### To be done:
Repeat each line of the material below exactly as it appears, minus any pictures.

### Extracted records:
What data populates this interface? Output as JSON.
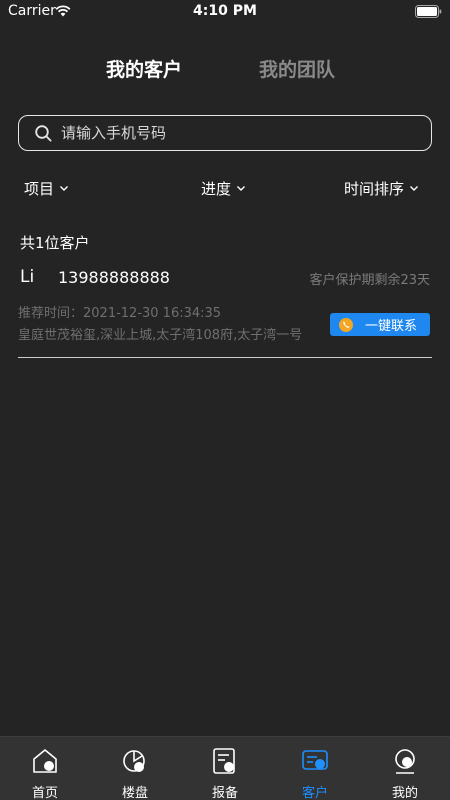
{
  "status": {
    "carrier": "Carrier",
    "time": "4:10 PM"
  },
  "tabs": {
    "active": "我的客户",
    "inactive": "我的团队"
  },
  "search": {
    "placeholder": "请输入手机号码"
  },
  "filters": {
    "project": "项目",
    "progress": "进度",
    "sort": "时间排序"
  },
  "list": {
    "count_label": "共1位客户",
    "items": [
      {
        "name": "Li",
        "phone": "13988888888",
        "protect": "客户保护期剩余23天",
        "recommend_time": "推荐时间：2021-12-30 16:34:35",
        "projects": "皇庭世茂裕玺,深业上城,太子湾108府,太子湾一号",
        "contact_label": "一键联系"
      }
    ]
  },
  "tabbar": {
    "items": [
      {
        "label": "首页",
        "icon": "home-icon"
      },
      {
        "label": "楼盘",
        "icon": "building-icon"
      },
      {
        "label": "报备",
        "icon": "report-icon"
      },
      {
        "label": "客户",
        "icon": "customer-icon"
      },
      {
        "label": "我的",
        "icon": "profile-icon"
      }
    ],
    "active_index": 3
  },
  "colors": {
    "background": "#242424",
    "accent": "#1e88f0",
    "muted": "#6f6f6f",
    "phone_icon": "#f5a623"
  }
}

### Written solution:
What data populates this interface? Output as JSON.
{
  "status": {
    "carrier": "Carrier",
    "time": "4:10 PM"
  },
  "tabs": {
    "active": "我的客户",
    "inactive": "我的团队"
  },
  "search": {
    "placeholder": "请输入手机号码"
  },
  "filters": {
    "project": "项目",
    "progress": "进度",
    "sort": "时间排序"
  },
  "list": {
    "count_label": "共1位客户",
    "items": [
      {
        "name": "Li",
        "phone": "13988888888",
        "protect": "客户保护期剩余23天",
        "recommend_time": "推荐时间：2021-12-30 16:34:35",
        "projects": "皇庭世茂裕玺,深业上城,太子湾108府,太子湾一号",
        "contact_label": "一键联系"
      }
    ]
  },
  "tabbar": {
    "items": [
      {
        "label": "首页",
        "icon": "home-icon"
      },
      {
        "label": "楼盘",
        "icon": "building-icon"
      },
      {
        "label": "报备",
        "icon": "report-icon"
      },
      {
        "label": "客户",
        "icon": "customer-icon"
      },
      {
        "label": "我的",
        "icon": "profile-icon"
      }
    ],
    "active_index": 3
  },
  "colors": {
    "background": "#242424",
    "accent": "#1e88f0",
    "muted": "#6f6f6f",
    "phone_icon": "#f5a623"
  }
}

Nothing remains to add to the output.